* _Recorded information_:
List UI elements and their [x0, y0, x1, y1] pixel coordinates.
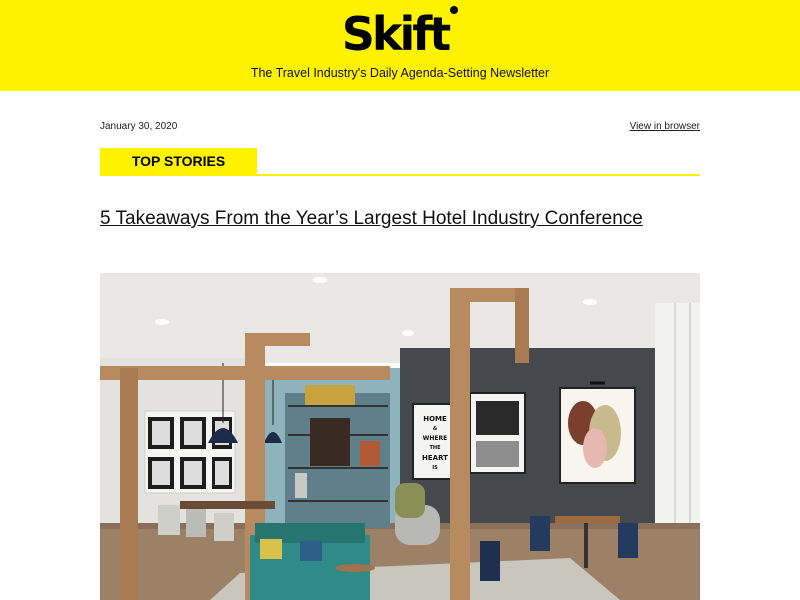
poster-word-where: WHERE: [423, 435, 447, 442]
section-header: TOP STORIES: [100, 148, 700, 176]
newsletter-header: Skift The Travel Industry's Daily Agenda…: [0, 0, 800, 91]
newsletter-tagline: The Travel Industry's Daily Agenda-Setti…: [250, 66, 550, 80]
poster-word-heart: HEART: [422, 454, 448, 462]
skift-logo[interactable]: Skift: [0, 6, 800, 62]
issue-date: January 30, 2020: [100, 121, 178, 132]
hero-image[interactable]: HOME & WHERE THE HEART IS: [100, 273, 700, 600]
poster-word-the: THE: [429, 445, 441, 451]
poster-word-amp: &: [433, 426, 438, 432]
section-label: TOP STORIES: [100, 148, 257, 175]
view-in-browser-link[interactable]: View in browser: [630, 121, 700, 132]
logo-wordmark: Skift: [341, 7, 451, 61]
poster-word-is: IS: [432, 465, 438, 471]
hotel-lobby-illustration: HOME & WHERE THE HEART IS: [100, 273, 700, 600]
article-headline-link[interactable]: 5 Takeaways From the Year’s Largest Hote…: [100, 207, 700, 231]
logo-dot-icon: [450, 6, 459, 14]
poster-word-home: HOME: [423, 415, 447, 423]
meta-row: January 30, 2020 View in browser: [100, 121, 700, 135]
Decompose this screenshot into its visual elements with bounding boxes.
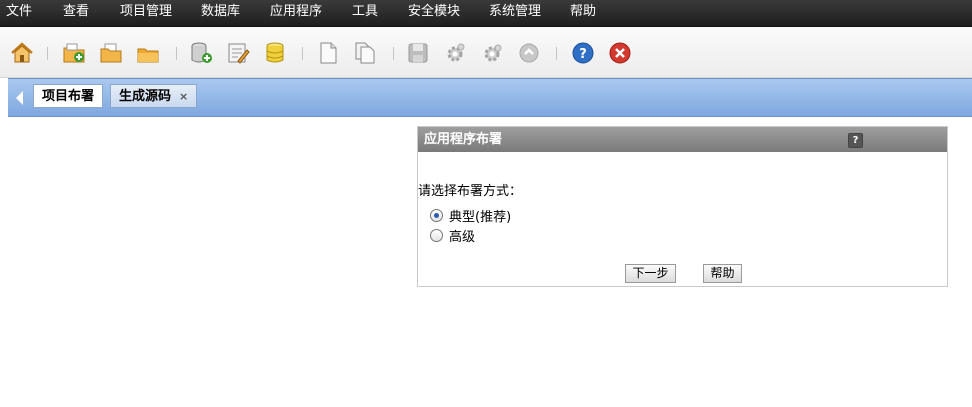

* _Task directions_: Reproduce the data above line for line without changing anything, but leave out the pictures.

* _Response_:
List UI elements and their [x0, y0, x1, y1] pixel coordinates.
poster-word-where: WHERE: [423, 435, 447, 442]
section-header: TOP STORIES: [100, 148, 700, 176]
newsletter-header: Skift The Travel Industry's Daily Agenda…: [0, 0, 800, 91]
newsletter-tagline: The Travel Industry's Daily Agenda-Setti…: [250, 66, 550, 80]
poster-word-heart: HEART: [422, 454, 448, 462]
skift-logo[interactable]: Skift: [0, 6, 800, 62]
issue-date: January 30, 2020: [100, 121, 178, 132]
hero-image[interactable]: HOME & WHERE THE HEART IS: [100, 273, 700, 600]
poster-word-the: THE: [429, 445, 441, 451]
poster-word-amp: &: [433, 426, 438, 432]
section-label: TOP STORIES: [100, 148, 257, 175]
view-in-browser-link[interactable]: View in browser: [630, 121, 700, 132]
logo-wordmark: Skift: [341, 7, 451, 61]
poster-word-is: IS: [432, 465, 438, 471]
hotel-lobby-illustration: HOME & WHERE THE HEART IS: [100, 273, 700, 600]
article-headline-link[interactable]: 5 Takeaways From the Year’s Largest Hote…: [100, 207, 700, 231]
logo-dot-icon: [450, 6, 459, 14]
poster-word-home: HOME: [423, 415, 447, 423]
meta-row: January 30, 2020 View in browser: [100, 121, 700, 135]
Decompose this screenshot into its visual elements with bounding boxes.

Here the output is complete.